** TASK DIRECTIONS **
Find the lines with "right" in them and copy them out.

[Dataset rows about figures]

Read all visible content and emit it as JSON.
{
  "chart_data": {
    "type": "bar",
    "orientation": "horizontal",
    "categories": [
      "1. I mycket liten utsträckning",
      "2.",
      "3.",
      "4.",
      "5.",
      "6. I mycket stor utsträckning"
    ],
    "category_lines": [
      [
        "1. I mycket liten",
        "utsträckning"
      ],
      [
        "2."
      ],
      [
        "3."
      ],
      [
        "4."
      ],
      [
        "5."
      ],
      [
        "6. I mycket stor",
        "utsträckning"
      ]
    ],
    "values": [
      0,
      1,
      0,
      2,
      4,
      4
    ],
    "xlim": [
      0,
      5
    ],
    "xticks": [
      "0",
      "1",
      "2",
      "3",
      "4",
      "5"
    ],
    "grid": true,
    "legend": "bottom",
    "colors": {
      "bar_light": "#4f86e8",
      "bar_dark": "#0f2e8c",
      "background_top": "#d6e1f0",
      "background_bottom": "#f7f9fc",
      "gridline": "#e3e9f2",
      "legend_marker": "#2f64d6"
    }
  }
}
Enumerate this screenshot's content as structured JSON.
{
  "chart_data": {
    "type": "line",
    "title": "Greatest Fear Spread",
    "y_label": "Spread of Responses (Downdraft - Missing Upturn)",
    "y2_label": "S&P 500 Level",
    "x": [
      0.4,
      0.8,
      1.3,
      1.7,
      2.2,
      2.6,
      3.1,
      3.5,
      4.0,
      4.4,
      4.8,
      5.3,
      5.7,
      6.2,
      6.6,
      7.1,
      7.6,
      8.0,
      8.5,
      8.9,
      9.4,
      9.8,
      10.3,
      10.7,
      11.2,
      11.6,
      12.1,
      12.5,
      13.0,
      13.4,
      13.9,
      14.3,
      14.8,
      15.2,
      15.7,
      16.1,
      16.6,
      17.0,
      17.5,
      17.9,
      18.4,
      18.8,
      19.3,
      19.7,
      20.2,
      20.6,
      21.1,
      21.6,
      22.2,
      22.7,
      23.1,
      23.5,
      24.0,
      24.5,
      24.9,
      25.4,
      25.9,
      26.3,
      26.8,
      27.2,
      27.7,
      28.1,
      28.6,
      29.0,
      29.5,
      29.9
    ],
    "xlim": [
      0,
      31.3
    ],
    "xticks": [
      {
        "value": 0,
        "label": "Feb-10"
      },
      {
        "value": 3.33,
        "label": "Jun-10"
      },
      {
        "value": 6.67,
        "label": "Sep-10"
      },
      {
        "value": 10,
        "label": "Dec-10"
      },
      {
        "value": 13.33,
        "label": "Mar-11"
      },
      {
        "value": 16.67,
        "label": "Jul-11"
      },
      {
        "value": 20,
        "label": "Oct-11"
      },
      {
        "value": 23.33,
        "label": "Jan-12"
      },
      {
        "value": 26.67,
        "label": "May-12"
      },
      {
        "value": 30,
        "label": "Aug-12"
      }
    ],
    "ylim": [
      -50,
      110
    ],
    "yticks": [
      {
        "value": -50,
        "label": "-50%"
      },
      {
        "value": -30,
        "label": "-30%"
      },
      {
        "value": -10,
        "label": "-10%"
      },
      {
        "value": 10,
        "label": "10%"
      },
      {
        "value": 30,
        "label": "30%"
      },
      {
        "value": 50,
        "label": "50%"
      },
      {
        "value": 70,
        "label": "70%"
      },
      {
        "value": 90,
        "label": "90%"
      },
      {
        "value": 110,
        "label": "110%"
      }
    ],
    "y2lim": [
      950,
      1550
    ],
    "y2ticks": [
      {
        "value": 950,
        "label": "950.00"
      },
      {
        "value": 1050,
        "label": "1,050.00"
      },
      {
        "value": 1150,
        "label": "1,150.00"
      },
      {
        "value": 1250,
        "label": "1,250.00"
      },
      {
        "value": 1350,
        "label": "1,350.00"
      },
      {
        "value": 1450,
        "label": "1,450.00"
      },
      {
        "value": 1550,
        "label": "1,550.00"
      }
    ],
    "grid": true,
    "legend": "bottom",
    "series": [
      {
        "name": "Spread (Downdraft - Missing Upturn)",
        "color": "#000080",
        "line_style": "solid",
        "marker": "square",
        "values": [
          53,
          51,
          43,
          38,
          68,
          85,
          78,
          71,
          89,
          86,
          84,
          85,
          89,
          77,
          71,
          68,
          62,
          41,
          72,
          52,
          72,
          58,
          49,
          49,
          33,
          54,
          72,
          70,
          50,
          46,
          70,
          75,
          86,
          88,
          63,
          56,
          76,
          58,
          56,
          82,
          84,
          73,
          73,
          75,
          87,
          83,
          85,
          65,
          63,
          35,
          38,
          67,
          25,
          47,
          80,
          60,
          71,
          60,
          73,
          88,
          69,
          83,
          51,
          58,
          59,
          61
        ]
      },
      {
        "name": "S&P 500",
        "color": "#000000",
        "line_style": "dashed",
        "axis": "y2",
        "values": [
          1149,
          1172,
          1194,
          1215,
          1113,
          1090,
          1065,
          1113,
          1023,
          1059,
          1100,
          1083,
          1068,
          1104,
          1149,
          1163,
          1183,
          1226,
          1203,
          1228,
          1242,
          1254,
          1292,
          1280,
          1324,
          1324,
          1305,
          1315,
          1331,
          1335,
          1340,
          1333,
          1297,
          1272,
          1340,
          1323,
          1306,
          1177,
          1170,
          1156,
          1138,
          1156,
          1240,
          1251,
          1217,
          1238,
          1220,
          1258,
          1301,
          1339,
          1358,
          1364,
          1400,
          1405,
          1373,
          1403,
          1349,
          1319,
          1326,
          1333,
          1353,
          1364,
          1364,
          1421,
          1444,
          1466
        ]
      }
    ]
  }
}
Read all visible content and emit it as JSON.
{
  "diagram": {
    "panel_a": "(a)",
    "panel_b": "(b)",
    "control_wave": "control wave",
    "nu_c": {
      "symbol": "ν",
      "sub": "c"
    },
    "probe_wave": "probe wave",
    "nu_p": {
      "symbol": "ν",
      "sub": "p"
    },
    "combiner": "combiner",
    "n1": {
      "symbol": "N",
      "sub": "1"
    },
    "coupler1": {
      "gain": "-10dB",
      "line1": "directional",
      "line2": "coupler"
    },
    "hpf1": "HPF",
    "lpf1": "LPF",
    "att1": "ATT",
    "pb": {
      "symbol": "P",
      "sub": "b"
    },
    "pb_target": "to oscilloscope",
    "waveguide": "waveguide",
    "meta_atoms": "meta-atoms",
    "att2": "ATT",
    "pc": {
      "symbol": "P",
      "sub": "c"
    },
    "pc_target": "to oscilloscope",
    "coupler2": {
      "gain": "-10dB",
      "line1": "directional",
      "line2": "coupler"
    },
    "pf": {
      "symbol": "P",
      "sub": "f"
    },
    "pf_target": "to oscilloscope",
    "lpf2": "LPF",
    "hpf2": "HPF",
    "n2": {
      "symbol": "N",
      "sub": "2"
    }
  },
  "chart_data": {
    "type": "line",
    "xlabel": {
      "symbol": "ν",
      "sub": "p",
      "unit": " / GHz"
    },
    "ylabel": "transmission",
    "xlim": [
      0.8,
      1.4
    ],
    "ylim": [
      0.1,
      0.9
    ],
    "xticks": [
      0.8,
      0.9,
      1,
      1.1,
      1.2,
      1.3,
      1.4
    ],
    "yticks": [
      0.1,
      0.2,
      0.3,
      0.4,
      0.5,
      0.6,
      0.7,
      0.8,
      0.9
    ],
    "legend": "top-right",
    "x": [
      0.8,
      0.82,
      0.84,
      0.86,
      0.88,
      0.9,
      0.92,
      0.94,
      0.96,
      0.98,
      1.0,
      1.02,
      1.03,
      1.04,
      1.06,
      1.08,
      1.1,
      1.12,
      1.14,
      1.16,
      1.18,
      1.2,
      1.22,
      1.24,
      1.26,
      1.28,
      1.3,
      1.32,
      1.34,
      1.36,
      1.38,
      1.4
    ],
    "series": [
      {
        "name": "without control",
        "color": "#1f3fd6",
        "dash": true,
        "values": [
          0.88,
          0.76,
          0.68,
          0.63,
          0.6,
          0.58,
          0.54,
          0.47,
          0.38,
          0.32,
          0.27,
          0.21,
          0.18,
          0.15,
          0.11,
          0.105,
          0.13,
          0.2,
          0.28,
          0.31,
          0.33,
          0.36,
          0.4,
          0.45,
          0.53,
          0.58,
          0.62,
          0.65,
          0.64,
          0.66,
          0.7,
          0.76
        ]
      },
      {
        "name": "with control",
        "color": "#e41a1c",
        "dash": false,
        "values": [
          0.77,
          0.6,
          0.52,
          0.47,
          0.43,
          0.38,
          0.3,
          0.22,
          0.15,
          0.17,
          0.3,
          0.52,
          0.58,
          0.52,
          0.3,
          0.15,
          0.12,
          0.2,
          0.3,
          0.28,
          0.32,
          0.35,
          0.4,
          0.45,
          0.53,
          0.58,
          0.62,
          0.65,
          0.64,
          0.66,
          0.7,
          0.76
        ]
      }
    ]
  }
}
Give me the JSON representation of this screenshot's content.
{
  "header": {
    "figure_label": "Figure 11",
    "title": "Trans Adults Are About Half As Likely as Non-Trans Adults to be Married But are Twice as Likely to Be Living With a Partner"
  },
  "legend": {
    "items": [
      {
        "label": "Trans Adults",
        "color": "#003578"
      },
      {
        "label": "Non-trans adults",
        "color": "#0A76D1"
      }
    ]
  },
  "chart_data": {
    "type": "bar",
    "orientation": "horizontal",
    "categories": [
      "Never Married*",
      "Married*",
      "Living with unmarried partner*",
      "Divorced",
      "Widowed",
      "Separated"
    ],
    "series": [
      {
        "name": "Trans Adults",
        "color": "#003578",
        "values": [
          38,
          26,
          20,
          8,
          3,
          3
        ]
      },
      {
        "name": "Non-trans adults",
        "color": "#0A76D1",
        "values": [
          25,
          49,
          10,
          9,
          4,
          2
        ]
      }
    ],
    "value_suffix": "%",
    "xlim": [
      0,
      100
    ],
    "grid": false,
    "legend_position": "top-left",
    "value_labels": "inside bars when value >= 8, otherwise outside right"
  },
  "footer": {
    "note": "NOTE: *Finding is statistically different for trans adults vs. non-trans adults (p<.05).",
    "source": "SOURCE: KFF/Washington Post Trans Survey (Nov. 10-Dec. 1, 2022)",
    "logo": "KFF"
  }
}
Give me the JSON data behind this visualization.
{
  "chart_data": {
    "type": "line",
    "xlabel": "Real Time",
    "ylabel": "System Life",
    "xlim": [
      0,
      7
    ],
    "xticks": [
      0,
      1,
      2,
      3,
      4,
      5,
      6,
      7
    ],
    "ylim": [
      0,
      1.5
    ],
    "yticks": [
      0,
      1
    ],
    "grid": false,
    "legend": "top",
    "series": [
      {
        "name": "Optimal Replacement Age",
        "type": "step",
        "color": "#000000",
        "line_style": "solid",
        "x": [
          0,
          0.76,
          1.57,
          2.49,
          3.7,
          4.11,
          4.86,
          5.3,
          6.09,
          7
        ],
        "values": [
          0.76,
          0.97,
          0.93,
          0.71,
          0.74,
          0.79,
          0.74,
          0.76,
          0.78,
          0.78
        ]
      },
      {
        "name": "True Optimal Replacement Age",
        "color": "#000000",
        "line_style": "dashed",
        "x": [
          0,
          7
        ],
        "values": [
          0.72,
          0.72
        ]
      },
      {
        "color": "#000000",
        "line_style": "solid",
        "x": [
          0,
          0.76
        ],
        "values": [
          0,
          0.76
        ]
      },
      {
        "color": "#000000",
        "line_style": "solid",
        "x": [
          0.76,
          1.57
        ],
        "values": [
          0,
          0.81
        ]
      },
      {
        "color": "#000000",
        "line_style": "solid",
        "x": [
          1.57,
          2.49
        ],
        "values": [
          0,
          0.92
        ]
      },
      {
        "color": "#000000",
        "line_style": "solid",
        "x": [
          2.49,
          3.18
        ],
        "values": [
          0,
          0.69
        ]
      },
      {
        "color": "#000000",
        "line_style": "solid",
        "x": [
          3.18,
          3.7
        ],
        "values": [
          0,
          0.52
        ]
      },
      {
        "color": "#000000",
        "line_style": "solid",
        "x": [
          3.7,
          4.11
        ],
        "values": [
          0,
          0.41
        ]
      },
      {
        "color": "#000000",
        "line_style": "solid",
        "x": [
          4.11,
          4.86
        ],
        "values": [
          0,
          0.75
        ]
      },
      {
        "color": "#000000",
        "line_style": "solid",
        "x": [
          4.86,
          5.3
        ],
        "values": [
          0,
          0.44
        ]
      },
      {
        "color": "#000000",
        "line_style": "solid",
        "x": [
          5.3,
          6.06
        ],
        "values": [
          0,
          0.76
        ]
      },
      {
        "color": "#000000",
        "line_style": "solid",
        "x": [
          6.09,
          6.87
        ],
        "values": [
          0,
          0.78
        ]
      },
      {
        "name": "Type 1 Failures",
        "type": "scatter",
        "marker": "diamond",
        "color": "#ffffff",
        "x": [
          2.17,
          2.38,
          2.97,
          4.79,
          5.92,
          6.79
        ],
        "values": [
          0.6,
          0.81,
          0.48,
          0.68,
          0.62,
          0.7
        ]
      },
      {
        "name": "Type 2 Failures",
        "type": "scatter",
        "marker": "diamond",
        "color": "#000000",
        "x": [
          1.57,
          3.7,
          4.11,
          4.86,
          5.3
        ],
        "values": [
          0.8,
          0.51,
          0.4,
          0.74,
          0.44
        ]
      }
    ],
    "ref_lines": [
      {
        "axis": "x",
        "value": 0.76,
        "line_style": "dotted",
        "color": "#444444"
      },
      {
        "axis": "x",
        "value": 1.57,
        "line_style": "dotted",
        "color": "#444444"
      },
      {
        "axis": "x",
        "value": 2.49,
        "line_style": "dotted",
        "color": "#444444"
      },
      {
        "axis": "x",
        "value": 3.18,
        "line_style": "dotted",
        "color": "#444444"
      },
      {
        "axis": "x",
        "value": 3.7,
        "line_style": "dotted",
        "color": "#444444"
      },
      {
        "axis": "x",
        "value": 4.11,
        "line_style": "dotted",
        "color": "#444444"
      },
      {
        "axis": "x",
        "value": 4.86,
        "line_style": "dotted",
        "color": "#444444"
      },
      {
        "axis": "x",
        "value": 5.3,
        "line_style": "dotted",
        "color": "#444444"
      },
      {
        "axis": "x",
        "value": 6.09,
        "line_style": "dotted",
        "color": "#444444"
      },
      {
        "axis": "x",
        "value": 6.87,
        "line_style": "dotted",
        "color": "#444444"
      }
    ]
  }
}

** FINISHED ANSWER **
    "legend": "top-right",
    "value_labels": "inside bars when value >= 8, otherwise outside right"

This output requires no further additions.